[Task statement]:
The entries below are to be written out again without alteration.

(Stored data)

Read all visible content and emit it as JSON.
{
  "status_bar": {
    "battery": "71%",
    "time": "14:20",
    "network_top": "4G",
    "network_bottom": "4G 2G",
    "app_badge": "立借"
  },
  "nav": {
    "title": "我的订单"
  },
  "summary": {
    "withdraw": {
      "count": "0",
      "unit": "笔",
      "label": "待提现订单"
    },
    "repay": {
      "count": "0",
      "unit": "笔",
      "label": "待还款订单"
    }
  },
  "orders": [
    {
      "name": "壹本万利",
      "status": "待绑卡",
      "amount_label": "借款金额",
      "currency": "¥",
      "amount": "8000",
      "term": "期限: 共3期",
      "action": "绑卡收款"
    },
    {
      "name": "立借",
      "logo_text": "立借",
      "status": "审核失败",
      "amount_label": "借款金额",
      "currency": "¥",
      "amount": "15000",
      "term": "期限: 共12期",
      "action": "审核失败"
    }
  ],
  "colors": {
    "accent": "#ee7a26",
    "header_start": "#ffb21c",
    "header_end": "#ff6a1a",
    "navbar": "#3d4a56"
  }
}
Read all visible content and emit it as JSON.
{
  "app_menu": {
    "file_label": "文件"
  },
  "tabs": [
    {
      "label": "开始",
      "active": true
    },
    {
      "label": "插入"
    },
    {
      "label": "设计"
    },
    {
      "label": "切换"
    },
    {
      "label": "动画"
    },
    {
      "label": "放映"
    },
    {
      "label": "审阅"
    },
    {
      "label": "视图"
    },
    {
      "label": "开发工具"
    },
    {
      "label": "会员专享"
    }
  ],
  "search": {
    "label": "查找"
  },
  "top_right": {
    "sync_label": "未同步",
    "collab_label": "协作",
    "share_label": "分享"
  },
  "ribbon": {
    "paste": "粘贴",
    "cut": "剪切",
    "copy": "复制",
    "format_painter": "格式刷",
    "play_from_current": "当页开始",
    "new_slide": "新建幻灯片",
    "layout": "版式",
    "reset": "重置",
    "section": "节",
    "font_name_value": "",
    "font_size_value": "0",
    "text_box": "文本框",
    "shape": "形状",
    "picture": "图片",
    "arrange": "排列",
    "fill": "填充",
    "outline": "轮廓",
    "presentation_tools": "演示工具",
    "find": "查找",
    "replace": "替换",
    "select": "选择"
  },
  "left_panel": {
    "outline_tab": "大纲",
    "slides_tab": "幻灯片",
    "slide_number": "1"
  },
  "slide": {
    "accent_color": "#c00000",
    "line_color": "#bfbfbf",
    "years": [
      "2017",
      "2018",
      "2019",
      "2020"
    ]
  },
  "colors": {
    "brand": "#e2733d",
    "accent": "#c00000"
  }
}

[Solution below]:
Read all visible content and emit it as JSON.
{
  "status_bar": {
    "battery": "71%",
    "time": "14:20",
    "network_top": "4G",
    "network_bottom": "4G 2G",
    "app_badge": "立借"
  },
  "nav": {
    "title": "我的订单"
  },
  "summary": {
    "withdraw": {
      "count": "0",
      "unit": "笔",
      "label": "待提现订单"
    },
    "repay": {
      "count": "0",
      "unit": "笔",
      "label": "待还款订单"
    }
  },
  "orders": [
    {
      "name": "壹本万利",
      "status": "待绑卡",
      "amount_label": "借款金额",
      "currency": "¥",
      "amount": "8000",
      "term": "期限: 共3期",
      "action": "绑卡收款"
    },
    {
      "name": "立借",
      "logo_text": "立借",
      "status": "审核失败",
      "amount_label": "借款金额",
      "currency": "¥",
      "amount": "15000",
      "term": "期限: 共12期",
      "action": "审核失败"
    }
  ],
  "colors": {
    "accent": "#ee7a26",
    "header_start": "#ffb21c",
    "header_end": "#ff6a1a",
    "navbar": "#3d4a56"
  }
}
Read all visible content and emit it as JSON.
{
  "app_menu": {
    "file_label": "文件"
  },
  "tabs": [
    {
      "label": "开始",
      "active": true
    },
    {
      "label": "插入"
    },
    {
      "label": "设计"
    },
    {
      "label": "切换"
    },
    {
      "label": "动画"
    },
    {
      "label": "放映"
    },
    {
      "label": "审阅"
    },
    {
      "label": "视图"
    },
    {
      "label": "开发工具"
    },
    {
      "label": "会员专享"
    }
  ],
  "search": {
    "label": "查找"
  },
  "top_right": {
    "sync_label": "未同步",
    "collab_label": "协作",
    "share_label": "分享"
  },
  "ribbon": {
    "paste": "粘贴",
    "cut": "剪切",
    "copy": "复制",
    "format_painter": "格式刷",
    "play_from_current": "当页开始",
    "new_slide": "新建幻灯片",
    "layout": "版式",
    "reset": "重置",
    "section": "节",
    "font_name_value": "",
    "font_size_value": "0",
    "text_box": "文本框",
    "shape": "形状",
    "picture": "图片",
    "arrange": "排列",
    "fill": "填充",
    "outline": "轮廓",
    "presentation_tools": "演示工具",
    "find": "查找",
    "replace": "替换",
    "select": "选择"
  },
  "left_panel": {
    "outline_tab": "大纲",
    "slides_tab": "幻灯片",
    "slide_number": "1"
  },
  "slide": {
    "accent_color": "#c00000",
    "line_color": "#bfbfbf",
    "years": [
      "2017",
      "2018",
      "2019",
      "2020"
    ]
  },
  "colors": {
    "brand": "#e2733d",
    "accent": "#c00000"
  }
}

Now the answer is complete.